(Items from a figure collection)
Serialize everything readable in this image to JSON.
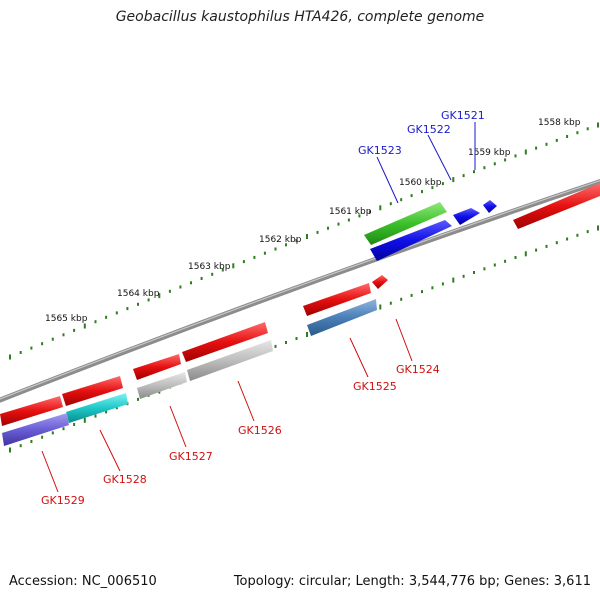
{
  "title": "Geobacillus kaustophilus HTA426, complete genome",
  "footer": {
    "accession_label": "Accession:",
    "accession": "NC_006510",
    "topology_label": "Topology:",
    "topology": "circular",
    "length_label": "Length:",
    "length": "3,544,776 bp",
    "genes_label": "Genes:",
    "genes": "3,611"
  },
  "colors": {
    "backbone": "#8c8c8c",
    "tick": "#2e7d1e",
    "forward_label": "#1a1acc",
    "reverse_label": "#d01010"
  },
  "scale_labels": [
    "1558 kbp",
    "1559 kbp",
    "1560 kbp",
    "1561 kbp",
    "1562 kbp",
    "1563 kbp",
    "1564 kbp",
    "1565 kbp"
  ],
  "genes": [
    {
      "name": "GK1521",
      "strand": "forward",
      "color": "#1a1ae6"
    },
    {
      "name": "GK1522",
      "strand": "forward",
      "color": "#1a1ae6"
    },
    {
      "name": "GK1523",
      "strand": "forward",
      "color": "#1a1ae6"
    },
    {
      "name": "GK1524",
      "strand": "reverse",
      "color": "#e61a1a"
    },
    {
      "name": "GK1525",
      "strand": "reverse",
      "color": "#e61a1a"
    },
    {
      "name": "GK1526",
      "strand": "reverse",
      "color": "#e61a1a"
    },
    {
      "name": "GK1527",
      "strand": "reverse",
      "color": "#e61a1a"
    },
    {
      "name": "GK1528",
      "strand": "reverse",
      "color": "#e61a1a"
    },
    {
      "name": "GK1529",
      "strand": "reverse",
      "color": "#e61a1a"
    }
  ]
}
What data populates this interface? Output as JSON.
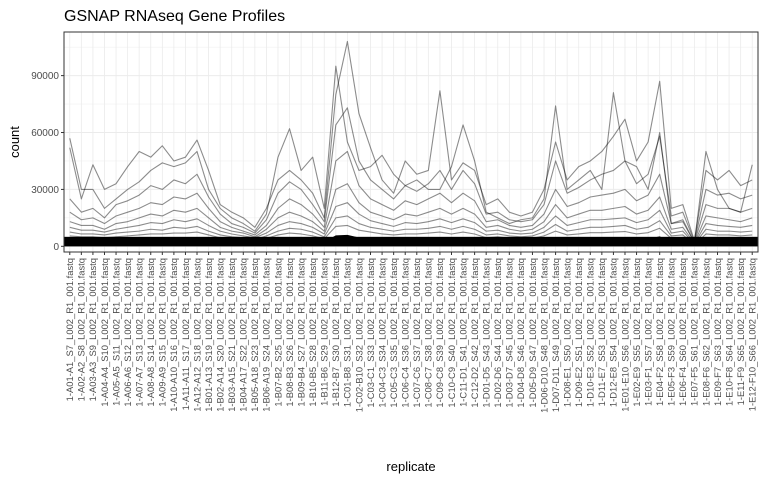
{
  "chart_data": {
    "type": "line",
    "title": "GSNAP RNAseq Gene Profiles",
    "xlabel": "replicate",
    "ylabel": "count",
    "ylim": [
      -3000,
      113000
    ],
    "yticks": [
      0,
      30000,
      60000,
      90000
    ],
    "ytick_labels": [
      "0",
      "30000",
      "60000",
      "90000"
    ],
    "grid": true,
    "line_color": "#000000",
    "line_opacity": 0.45,
    "categories": [
      "1-A01-A1_S7_L002_R1_001.fastq",
      "1-A02-A2_S8_L002_R1_001.fastq",
      "1-A03-A3_S9_L002_R1_001.fastq",
      "1-A04-A4_S10_L002_R1_001.fastq",
      "1-A05-A5_S11_L002_R1_001.fastq",
      "1-A06-A6_S12_L002_R1_001.fastq",
      "1-A07-A7_S13_L002_R1_001.fastq",
      "1-A08-A8_S14_L002_R1_001.fastq",
      "1-A09-A9_S15_L002_R1_001.fastq",
      "1-A10-A10_S16_L002_R1_001.fastq",
      "1-A11-A11_S17_L002_R1_001.fastq",
      "1-A12-A12_S18_L002_R1_001.fastq",
      "1-B01-A13_S19_L002_R1_001.fastq",
      "1-B02-A14_S20_L002_R1_001.fastq",
      "1-B03-A15_S21_L002_R1_001.fastq",
      "1-B04-A17_S22_L002_R1_001.fastq",
      "1-B05-A18_S23_L002_R1_001.fastq",
      "1-B06-A19_S24_L002_R1_001.fastq",
      "1-B07-B2_S25_L002_R1_001.fastq",
      "1-B08-B3_S26_L002_R1_001.fastq",
      "1-B09-B4_S27_L002_R1_001.fastq",
      "1-B10-B5_S28_L002_R1_001.fastq",
      "1-B11-B6_S29_L002_R1_001.fastq",
      "1-B12-B7_S30_L002_R1_001.fastq",
      "1-C01-B8_S31_L002_R1_001.fastq",
      "1-C02-B10_S32_L002_R1_001.fastq",
      "1-C03-C1_S33_L002_R1_001.fastq",
      "1-C04-C3_S34_L002_R1_001.fastq",
      "1-C05-C3_S35_L002_R1_001.fastq",
      "1-C06-C4_S36_L002_R1_001.fastq",
      "1-C07-C6_S37_L002_R1_001.fastq",
      "1-C08-C7_S38_L002_R1_001.fastq",
      "1-C09-C8_S39_L002_R1_001.fastq",
      "1-C10-C9_S40_L002_R1_001.fastq",
      "1-C11-D1_S41_L002_R1_001.fastq",
      "1-C12-D2_S42_L002_R1_001.fastq",
      "1-D01-D5_S43_L002_R1_001.fastq",
      "1-D02-D6_S44_L002_R1_001.fastq",
      "1-D03-D7_S45_L002_R1_001.fastq",
      "1-D04-D8_S46_L002_R1_001.fastq",
      "1-D05-D9_S47_L002_R1_001.fastq",
      "1-D06-D10_S48_L002_R1_001.fastq",
      "1-D07-D11_S49_L002_R1_001.fastq",
      "1-D08-E1_S50_L002_R1_001.fastq",
      "1-D09-E2_S51_L002_R1_001.fastq",
      "1-D10-E3_S52_L002_R1_001.fastq",
      "1-D11-E7_S53_L002_R1_001.fastq",
      "1-D12-E8_S54_L002_R1_001.fastq",
      "1-E01-E10_S56_L002_R1_001.fastq",
      "1-E02-E9_S55_L002_R1_001.fastq",
      "1-E03-F1_S57_L002_R1_001.fastq",
      "1-E04-F2_S58_L002_R1_001.fastq",
      "1-E05-F3_S59_L002_R1_001.fastq",
      "1-E06-F4_S60_L002_R1_001.fastq",
      "1-E07-F5_S61_L002_R1_001.fastq",
      "1-E08-F6_S62_L002_R1_001.fastq",
      "1-E09-F7_S63_L002_R1_001.fastq",
      "1-E10-F8_S64_L002_R1_001.fastq",
      "1-E11-F9_S65_L002_R1_001.fastq",
      "1-E12-F10_S66_L002_R1_001.fastq"
    ],
    "series": [
      {
        "values": [
          57000,
          30000,
          30000,
          20000,
          25000,
          30000,
          34000,
          40000,
          44000,
          42000,
          44000,
          50000,
          30000,
          20000,
          15000,
          12000,
          8000,
          17000,
          47000,
          62000,
          40000,
          47000,
          20000,
          95000,
          55000,
          40000,
          42000,
          48000,
          38000,
          32000,
          35000,
          30000,
          30000,
          42000,
          64000,
          45000,
          18000,
          15000,
          12000,
          14000,
          15000,
          25000,
          74000,
          30000,
          35000,
          40000,
          30000,
          81000,
          45000,
          42000,
          30000,
          60000,
          12000,
          14000,
          2000,
          50000,
          30000,
          20000,
          18000,
          43000
        ]
      },
      {
        "values": [
          52000,
          25000,
          43000,
          30000,
          33000,
          42000,
          50000,
          47000,
          53000,
          45000,
          47000,
          56000,
          40000,
          22000,
          18000,
          15000,
          10000,
          20000,
          35000,
          40000,
          35000,
          28000,
          15000,
          80000,
          108000,
          70000,
          52000,
          35000,
          28000,
          45000,
          38000,
          40000,
          82000,
          35000,
          44000,
          40000,
          22000,
          25000,
          18000,
          16000,
          18000,
          30000,
          55000,
          35000,
          42000,
          45000,
          50000,
          58000,
          67000,
          45000,
          55000,
          87000,
          20000,
          22000,
          3000,
          40000,
          35000,
          40000,
          32000,
          35000
        ]
      },
      {
        "values": [
          25000,
          18000,
          20000,
          15000,
          22000,
          24000,
          27000,
          32000,
          30000,
          35000,
          33000,
          38000,
          26000,
          17000,
          12000,
          10000,
          7000,
          14000,
          28000,
          34000,
          30000,
          22000,
          13000,
          64000,
          73000,
          45000,
          35000,
          30000,
          25000,
          32000,
          29000,
          33000,
          40000,
          30000,
          40000,
          33000,
          17000,
          18000,
          14000,
          13000,
          14000,
          22000,
          45000,
          28000,
          31000,
          35000,
          38000,
          40000,
          45000,
          33000,
          38000,
          58000,
          16000,
          18000,
          2500,
          30000,
          27000,
          28000,
          25000,
          27000
        ]
      },
      {
        "values": [
          18000,
          14000,
          15000,
          12000,
          16000,
          18000,
          20000,
          23000,
          22000,
          26000,
          25000,
          28000,
          20000,
          13000,
          10000,
          8000,
          6000,
          11000,
          20000,
          25000,
          22000,
          17000,
          10000,
          45000,
          50000,
          32000,
          25000,
          22000,
          19000,
          24000,
          22000,
          25000,
          28000,
          23000,
          28000,
          24000,
          13000,
          14000,
          11000,
          10000,
          11000,
          17000,
          30000,
          21000,
          23000,
          26000,
          27000,
          28000,
          30000,
          24000,
          27000,
          38000,
          12000,
          13000,
          2000,
          22000,
          20000,
          20000,
          18000,
          20000
        ]
      },
      {
        "values": [
          13000,
          11000,
          11000,
          9000,
          12000,
          13000,
          15000,
          17000,
          16000,
          19000,
          18000,
          20000,
          15000,
          10000,
          8000,
          7000,
          5000,
          9000,
          15000,
          18000,
          16000,
          13000,
          8000,
          30000,
          33000,
          23000,
          18000,
          16000,
          14000,
          17000,
          16000,
          18000,
          20000,
          17000,
          20000,
          17000,
          10000,
          11000,
          9000,
          8000,
          9000,
          13000,
          22000,
          15000,
          17000,
          19000,
          19000,
          20000,
          21000,
          17000,
          19000,
          26000,
          9000,
          10000,
          1500,
          16000,
          15000,
          14000,
          13000,
          15000
        ]
      },
      {
        "values": [
          10000,
          8500,
          8500,
          7500,
          9000,
          10000,
          11000,
          12500,
          12000,
          14000,
          13000,
          14500,
          11000,
          8000,
          6500,
          5500,
          4500,
          7000,
          11000,
          13000,
          12000,
          10000,
          6500,
          21000,
          23000,
          17000,
          13500,
          12000,
          10500,
          12500,
          12000,
          13000,
          14500,
          12500,
          14500,
          12500,
          8000,
          8500,
          7000,
          6500,
          7000,
          10000,
          16000,
          11000,
          12500,
          14000,
          14000,
          14500,
          15000,
          12500,
          14000,
          19000,
          7000,
          8000,
          1200,
          12000,
          11000,
          10500,
          10000,
          11000
        ]
      },
      {
        "values": [
          7500,
          6500,
          6500,
          6000,
          7000,
          7500,
          8000,
          9000,
          8500,
          10000,
          9500,
          10500,
          8000,
          6000,
          5000,
          4500,
          3500,
          5500,
          8000,
          9500,
          9000,
          7500,
          5000,
          15000,
          16000,
          12000,
          10000,
          9000,
          8000,
          9000,
          9000,
          9500,
          10500,
          9000,
          10500,
          9000,
          6000,
          6500,
          5500,
          5000,
          5500,
          7500,
          11500,
          8000,
          9000,
          10000,
          10000,
          10500,
          11000,
          9000,
          10000,
          13500,
          5500,
          6000,
          1000,
          9000,
          8000,
          8000,
          7500,
          8000
        ]
      },
      {
        "values": [
          5500,
          5000,
          5000,
          4500,
          5000,
          5500,
          6000,
          6500,
          6500,
          7000,
          7000,
          7500,
          6000,
          4500,
          4000,
          3500,
          3000,
          4200,
          6000,
          7000,
          6500,
          5500,
          4000,
          10500,
          11000,
          8500,
          7500,
          6500,
          6000,
          6500,
          6500,
          7000,
          7500,
          6500,
          7500,
          6500,
          4500,
          5000,
          4200,
          4000,
          4200,
          5500,
          8000,
          6000,
          6500,
          7200,
          7200,
          7500,
          7800,
          6500,
          7200,
          9500,
          4200,
          4500,
          800,
          6500,
          6000,
          6000,
          5500,
          6000
        ]
      }
    ]
  }
}
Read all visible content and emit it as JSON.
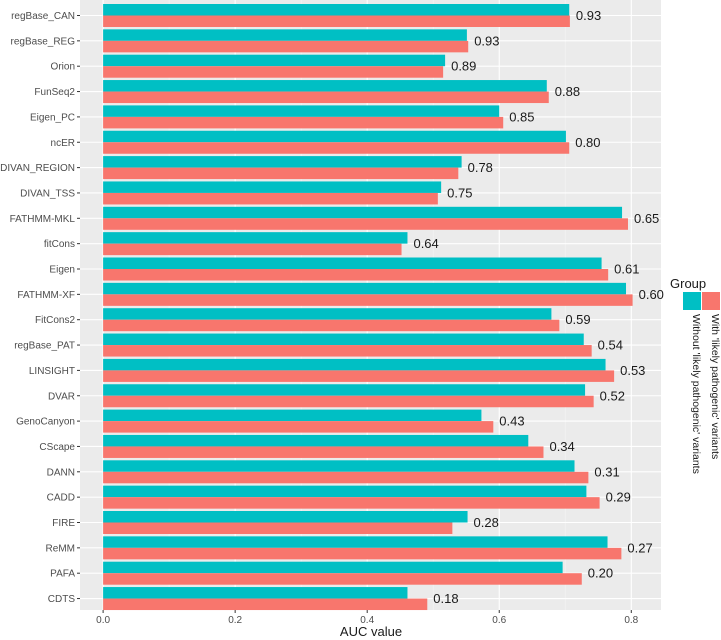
{
  "chart_data": {
    "type": "bar",
    "orientation": "horizontal",
    "title": "",
    "xlabel": "AUC value",
    "ylabel": "",
    "xlim": [
      -0.035,
      0.845
    ],
    "xticks": [
      0.0,
      0.2,
      0.4,
      0.6,
      0.8
    ],
    "xtick_labels": [
      "0.0",
      "0.2",
      "0.4",
      "0.6",
      "0.8"
    ],
    "grid": true,
    "legend": {
      "title": "Group",
      "placement": "right",
      "entries": [
        "Without 'likely pathogenic' variants",
        "With 'likely pathogenic' variants"
      ]
    },
    "series_colors": [
      "#00BFC4",
      "#F8766D"
    ],
    "categories": [
      "regBase_CAN",
      "regBase_REG",
      "Orion",
      "FunSeq2",
      "Eigen_PC",
      "ncER",
      "DIVAN_REGION",
      "DIVAN_TSS",
      "FATHMM-MKL",
      "fitCons",
      "Eigen",
      "FATHMM-XF",
      "FitCons2",
      "regBase_PAT",
      "LINSIGHT",
      "DVAR",
      "GenoCanyon",
      "CScape",
      "DANN",
      "CADD",
      "FIRE",
      "ReMM",
      "PAFA",
      "CDTS"
    ],
    "series": [
      {
        "name": "Without 'likely pathogenic' variants",
        "values": [
          0.706,
          0.551,
          0.518,
          0.672,
          0.6,
          0.701,
          0.543,
          0.512,
          0.786,
          0.461,
          0.755,
          0.792,
          0.679,
          0.728,
          0.761,
          0.73,
          0.573,
          0.644,
          0.714,
          0.732,
          0.552,
          0.764,
          0.696,
          0.461
        ]
      },
      {
        "name": "With 'likely pathogenic' variants",
        "values": [
          0.707,
          0.553,
          0.515,
          0.675,
          0.606,
          0.706,
          0.538,
          0.507,
          0.795,
          0.452,
          0.765,
          0.802,
          0.691,
          0.74,
          0.774,
          0.743,
          0.591,
          0.667,
          0.735,
          0.752,
          0.529,
          0.785,
          0.725,
          0.491
        ]
      }
    ],
    "annotations": [
      "0.93",
      "0.93",
      "0.89",
      "0.88",
      "0.85",
      "0.80",
      "0.78",
      "0.75",
      "0.65",
      "0.64",
      "0.61",
      "0.60",
      "0.59",
      "0.54",
      "0.53",
      "0.52",
      "0.43",
      "0.34",
      "0.31",
      "0.29",
      "0.28",
      "0.27",
      "0.20",
      "0.18"
    ]
  }
}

Problem to solve | List every line above that contains the word "JSON".

Answer to the problem |
Serialize everything readable in this image to JSON.
What data populates this interface? Output as JSON.
Read all visible content and emit it as JSON.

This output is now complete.